Print every line of the data below without changing a single character, keeping the lines in their original order.
---------- ROWS ----------
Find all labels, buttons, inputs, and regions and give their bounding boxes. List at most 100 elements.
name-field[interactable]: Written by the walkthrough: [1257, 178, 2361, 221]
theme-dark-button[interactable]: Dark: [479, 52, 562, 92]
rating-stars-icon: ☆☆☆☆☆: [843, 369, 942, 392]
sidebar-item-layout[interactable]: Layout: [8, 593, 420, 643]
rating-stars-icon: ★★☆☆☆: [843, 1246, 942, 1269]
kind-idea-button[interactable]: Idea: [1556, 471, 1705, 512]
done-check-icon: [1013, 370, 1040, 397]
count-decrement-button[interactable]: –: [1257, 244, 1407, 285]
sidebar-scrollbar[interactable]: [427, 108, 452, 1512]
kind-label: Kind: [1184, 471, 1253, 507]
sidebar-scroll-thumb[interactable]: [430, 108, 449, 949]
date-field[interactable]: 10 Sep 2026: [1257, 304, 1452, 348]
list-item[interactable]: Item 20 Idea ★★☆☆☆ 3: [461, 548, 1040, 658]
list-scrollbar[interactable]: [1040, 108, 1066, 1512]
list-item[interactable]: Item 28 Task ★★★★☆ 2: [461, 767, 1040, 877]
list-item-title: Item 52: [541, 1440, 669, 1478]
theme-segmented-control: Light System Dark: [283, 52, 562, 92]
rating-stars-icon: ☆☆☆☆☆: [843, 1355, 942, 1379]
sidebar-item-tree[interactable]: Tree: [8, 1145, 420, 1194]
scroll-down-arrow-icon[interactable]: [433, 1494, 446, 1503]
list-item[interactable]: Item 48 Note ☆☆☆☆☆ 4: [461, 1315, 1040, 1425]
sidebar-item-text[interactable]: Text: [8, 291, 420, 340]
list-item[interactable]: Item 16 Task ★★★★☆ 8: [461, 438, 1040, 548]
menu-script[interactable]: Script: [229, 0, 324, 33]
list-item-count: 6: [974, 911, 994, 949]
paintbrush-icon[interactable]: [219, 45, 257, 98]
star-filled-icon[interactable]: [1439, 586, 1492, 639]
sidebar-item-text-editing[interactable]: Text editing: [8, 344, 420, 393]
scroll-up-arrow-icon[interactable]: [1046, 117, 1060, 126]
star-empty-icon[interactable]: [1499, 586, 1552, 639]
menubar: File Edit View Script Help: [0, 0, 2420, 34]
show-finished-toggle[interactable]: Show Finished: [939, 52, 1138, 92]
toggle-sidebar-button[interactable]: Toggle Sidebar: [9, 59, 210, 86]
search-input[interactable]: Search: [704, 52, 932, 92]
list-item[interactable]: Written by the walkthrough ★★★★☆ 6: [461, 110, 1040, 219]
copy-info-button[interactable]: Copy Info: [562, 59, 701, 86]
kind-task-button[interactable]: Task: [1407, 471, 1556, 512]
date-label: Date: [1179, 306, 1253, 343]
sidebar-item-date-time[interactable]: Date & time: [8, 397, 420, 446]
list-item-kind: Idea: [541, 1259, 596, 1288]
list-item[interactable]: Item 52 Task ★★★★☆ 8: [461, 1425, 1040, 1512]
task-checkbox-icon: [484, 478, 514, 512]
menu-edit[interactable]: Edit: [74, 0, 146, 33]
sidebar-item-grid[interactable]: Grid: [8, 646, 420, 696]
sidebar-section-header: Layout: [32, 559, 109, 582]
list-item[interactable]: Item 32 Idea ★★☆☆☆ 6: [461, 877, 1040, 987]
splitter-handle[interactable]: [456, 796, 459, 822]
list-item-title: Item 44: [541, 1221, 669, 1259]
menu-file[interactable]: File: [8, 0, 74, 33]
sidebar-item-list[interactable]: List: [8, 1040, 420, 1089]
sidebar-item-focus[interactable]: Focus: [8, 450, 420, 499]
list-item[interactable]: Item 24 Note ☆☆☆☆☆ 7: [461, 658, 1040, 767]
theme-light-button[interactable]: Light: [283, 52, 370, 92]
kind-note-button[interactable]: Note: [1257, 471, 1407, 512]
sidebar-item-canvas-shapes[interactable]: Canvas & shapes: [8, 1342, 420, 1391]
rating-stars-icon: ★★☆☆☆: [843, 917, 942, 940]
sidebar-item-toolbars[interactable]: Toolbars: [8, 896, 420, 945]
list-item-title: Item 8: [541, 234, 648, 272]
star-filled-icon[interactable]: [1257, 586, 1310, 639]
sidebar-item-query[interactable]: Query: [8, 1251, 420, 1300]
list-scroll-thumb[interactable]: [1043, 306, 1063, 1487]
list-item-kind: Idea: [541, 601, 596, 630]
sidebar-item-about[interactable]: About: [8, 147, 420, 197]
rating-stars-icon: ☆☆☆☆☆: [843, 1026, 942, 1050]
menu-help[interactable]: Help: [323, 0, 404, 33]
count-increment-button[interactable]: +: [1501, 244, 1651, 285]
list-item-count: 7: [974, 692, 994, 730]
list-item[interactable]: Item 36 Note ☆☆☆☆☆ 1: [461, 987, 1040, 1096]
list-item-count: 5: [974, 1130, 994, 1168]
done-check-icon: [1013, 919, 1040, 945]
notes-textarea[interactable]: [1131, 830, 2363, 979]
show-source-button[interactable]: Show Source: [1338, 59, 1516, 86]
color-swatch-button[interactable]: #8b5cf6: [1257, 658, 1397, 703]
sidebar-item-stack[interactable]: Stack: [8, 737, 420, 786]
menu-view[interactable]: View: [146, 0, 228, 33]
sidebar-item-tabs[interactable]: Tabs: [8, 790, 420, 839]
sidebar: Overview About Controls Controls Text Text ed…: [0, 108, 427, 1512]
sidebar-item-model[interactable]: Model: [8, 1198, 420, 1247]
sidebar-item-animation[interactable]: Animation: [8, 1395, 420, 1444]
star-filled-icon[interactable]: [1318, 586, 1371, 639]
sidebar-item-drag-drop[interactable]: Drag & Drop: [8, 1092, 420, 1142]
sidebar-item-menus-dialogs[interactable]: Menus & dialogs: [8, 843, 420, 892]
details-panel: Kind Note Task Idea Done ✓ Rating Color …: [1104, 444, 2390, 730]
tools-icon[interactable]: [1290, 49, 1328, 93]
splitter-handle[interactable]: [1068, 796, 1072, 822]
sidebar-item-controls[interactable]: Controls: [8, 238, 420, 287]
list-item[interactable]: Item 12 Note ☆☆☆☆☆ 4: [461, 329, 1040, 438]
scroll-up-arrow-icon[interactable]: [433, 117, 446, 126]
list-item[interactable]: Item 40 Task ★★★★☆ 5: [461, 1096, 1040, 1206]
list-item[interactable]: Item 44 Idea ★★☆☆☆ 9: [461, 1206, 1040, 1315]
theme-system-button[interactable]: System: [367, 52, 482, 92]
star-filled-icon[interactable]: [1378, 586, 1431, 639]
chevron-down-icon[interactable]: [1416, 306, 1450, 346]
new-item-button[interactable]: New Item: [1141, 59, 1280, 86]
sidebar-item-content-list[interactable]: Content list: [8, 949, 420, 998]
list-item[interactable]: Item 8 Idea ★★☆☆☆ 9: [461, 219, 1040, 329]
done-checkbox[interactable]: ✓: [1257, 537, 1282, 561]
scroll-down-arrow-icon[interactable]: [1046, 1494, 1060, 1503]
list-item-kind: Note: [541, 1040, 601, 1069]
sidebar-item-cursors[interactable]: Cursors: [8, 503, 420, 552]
----------
* SOLUTION TO THIS PROBLEM
Find all labels, buttons, inputs, and regions and give their bounding boxes. List at most 100 elements.
name-field[interactable]: Written by the walkthrough: [1257, 178, 2361, 221]
theme-dark-button[interactable]: Dark: [479, 52, 562, 92]
rating-stars-icon: ☆☆☆☆☆: [843, 369, 942, 392]
sidebar-item-layout[interactable]: Layout: [8, 593, 420, 643]
rating-stars-icon: ★★☆☆☆: [843, 1246, 942, 1269]
kind-idea-button[interactable]: Idea: [1556, 471, 1705, 512]
done-check-icon: [1013, 370, 1040, 397]
count-decrement-button[interactable]: –: [1257, 244, 1407, 285]
sidebar-scrollbar[interactable]: [427, 108, 452, 1512]
kind-label: Kind: [1184, 471, 1253, 507]
sidebar-scroll-thumb[interactable]: [430, 108, 449, 949]
date-field[interactable]: 10 Sep 2026: [1257, 304, 1452, 348]
list-item[interactable]: Item 20 Idea ★★☆☆☆ 3: [461, 548, 1040, 658]
list-scrollbar[interactable]: [1040, 108, 1066, 1512]
list-item[interactable]: Item 28 Task ★★★★☆ 2: [461, 767, 1040, 877]
list-item-title: Item 52: [541, 1440, 669, 1478]
theme-segmented-control: Light System Dark: [283, 52, 562, 92]
rating-stars-icon: ☆☆☆☆☆: [843, 1355, 942, 1379]
sidebar-item-tree[interactable]: Tree: [8, 1145, 420, 1194]
scroll-down-arrow-icon[interactable]: [433, 1494, 446, 1503]
list-item[interactable]: Item 48 Note ☆☆☆☆☆ 4: [461, 1315, 1040, 1425]
sidebar-item-text[interactable]: Text: [8, 291, 420, 340]
list-item[interactable]: Item 16 Task ★★★★☆ 8: [461, 438, 1040, 548]
menu-script[interactable]: Script: [229, 0, 324, 33]
list-item-count: 6: [974, 911, 994, 949]
paintbrush-icon[interactable]: [219, 45, 257, 98]
star-filled-icon[interactable]: [1439, 586, 1492, 639]
sidebar-item-text-editing[interactable]: Text editing: [8, 344, 420, 393]
scroll-up-arrow-icon[interactable]: [1046, 117, 1060, 126]
star-empty-icon[interactable]: [1499, 586, 1552, 639]
menubar: File Edit View Script Help: [0, 0, 2420, 34]
show-finished-toggle[interactable]: Show Finished: [939, 52, 1138, 92]
toggle-sidebar-button[interactable]: Toggle Sidebar: [9, 59, 210, 86]
search-input[interactable]: Search: [704, 52, 932, 92]
list-item[interactable]: Written by the walkthrough ★★★★☆ 6: [461, 110, 1040, 219]
copy-info-button[interactable]: Copy Info: [562, 59, 701, 86]
kind-task-button[interactable]: Task: [1407, 471, 1556, 512]
date-label: Date: [1179, 306, 1253, 343]
sidebar-item-date-time[interactable]: Date & time: [8, 397, 420, 446]
list-item-kind: Idea: [541, 1259, 596, 1288]
list-item[interactable]: Item 52 Task ★★★★☆ 8: [461, 1425, 1040, 1512]
task-checkbox-icon: [484, 478, 514, 512]
menu-edit[interactable]: Edit: [74, 0, 146, 33]
sidebar-item-grid[interactable]: Grid: [8, 646, 420, 696]
sidebar-section-header: Layout: [32, 559, 109, 582]
list-item[interactable]: Item 32 Idea ★★☆☆☆ 6: [461, 877, 1040, 987]
splitter-handle[interactable]: [456, 796, 459, 822]
list-item-title: Item 44: [541, 1221, 669, 1259]
menu-file[interactable]: File: [8, 0, 74, 33]
sidebar-item-list[interactable]: List: [8, 1040, 420, 1089]
sidebar-item-focus[interactable]: Focus: [8, 450, 420, 499]
list-item[interactable]: Item 24 Note ☆☆☆☆☆ 7: [461, 658, 1040, 767]
theme-light-button[interactable]: Light: [283, 52, 370, 92]
kind-note-button[interactable]: Note: [1257, 471, 1407, 512]
sidebar-item-canvas-shapes[interactable]: Canvas & shapes: [8, 1342, 420, 1391]
rating-stars-icon: ★★☆☆☆: [843, 917, 942, 940]
sidebar-item-toolbars[interactable]: Toolbars: [8, 896, 420, 945]
list-item-title: Item 8: [541, 234, 648, 272]
star-filled-icon[interactable]: [1257, 586, 1310, 639]
sidebar-item-query[interactable]: Query: [8, 1251, 420, 1300]
list-scroll-thumb[interactable]: [1043, 306, 1063, 1487]
list-item-kind: Idea: [541, 601, 596, 630]
sidebar-item-about[interactable]: About: [8, 147, 420, 197]
rating-stars-icon: ☆☆☆☆☆: [843, 1026, 942, 1050]
menu-help[interactable]: Help: [323, 0, 404, 33]
count-increment-button[interactable]: +: [1501, 244, 1651, 285]
list-item-count: 7: [974, 692, 994, 730]
list-item[interactable]: Item 36 Note ☆☆☆☆☆ 1: [461, 987, 1040, 1096]
list-item-count: 5: [974, 1130, 994, 1168]
done-check-icon: [1013, 919, 1040, 945]
notes-textarea[interactable]: [1131, 830, 2363, 979]
show-source-button[interactable]: Show Source: [1338, 59, 1516, 86]
color-swatch-button[interactable]: #8b5cf6: [1257, 658, 1397, 703]
sidebar-item-stack[interactable]: Stack: [8, 737, 420, 786]
menu-view[interactable]: View: [146, 0, 228, 33]
sidebar-item-tabs[interactable]: Tabs: [8, 790, 420, 839]
sidebar: Overview About Controls Controls Text Text ed…: [0, 108, 427, 1512]
sidebar-item-model[interactable]: Model: [8, 1198, 420, 1247]
sidebar-item-animation[interactable]: Animation: [8, 1395, 420, 1444]
star-filled-icon[interactable]: [1318, 586, 1371, 639]
sidebar-item-drag-drop[interactable]: Drag & Drop: [8, 1092, 420, 1142]
sidebar-item-menus-dialogs[interactable]: Menus & dialogs: [8, 843, 420, 892]
details-panel: Kind Note Task Idea Done ✓ Rating Color …: [1104, 444, 2390, 730]
tools-icon[interactable]: [1290, 49, 1328, 93]
splitter-handle[interactable]: [1068, 796, 1072, 822]
sidebar-item-controls[interactable]: Controls: [8, 238, 420, 287]
list-item[interactable]: Item 12 Note ☆☆☆☆☆ 4: [461, 329, 1040, 438]
scroll-up-arrow-icon[interactable]: [433, 117, 446, 126]
list-item[interactable]: Item 40 Task ★★★★☆ 5: [461, 1096, 1040, 1206]
list-item[interactable]: Item 44 Idea ★★☆☆☆ 9: [461, 1206, 1040, 1315]
theme-system-button[interactable]: System: [367, 52, 482, 92]
star-filled-icon[interactable]: [1378, 586, 1431, 639]
chevron-down-icon[interactable]: [1416, 306, 1450, 346]
new-item-button[interactable]: New Item: [1141, 59, 1280, 86]
sidebar-item-content-list[interactable]: Content list: [8, 949, 420, 998]
list-item[interactable]: Item 8 Idea ★★☆☆☆ 9: [461, 219, 1040, 329]
done-checkbox[interactable]: ✓: [1257, 537, 1282, 561]
scroll-down-arrow-icon[interactable]: [1046, 1494, 1060, 1503]
list-item-kind: Note: [541, 1040, 601, 1069]
sidebar-item-cursors[interactable]: Cursors: [8, 503, 420, 552]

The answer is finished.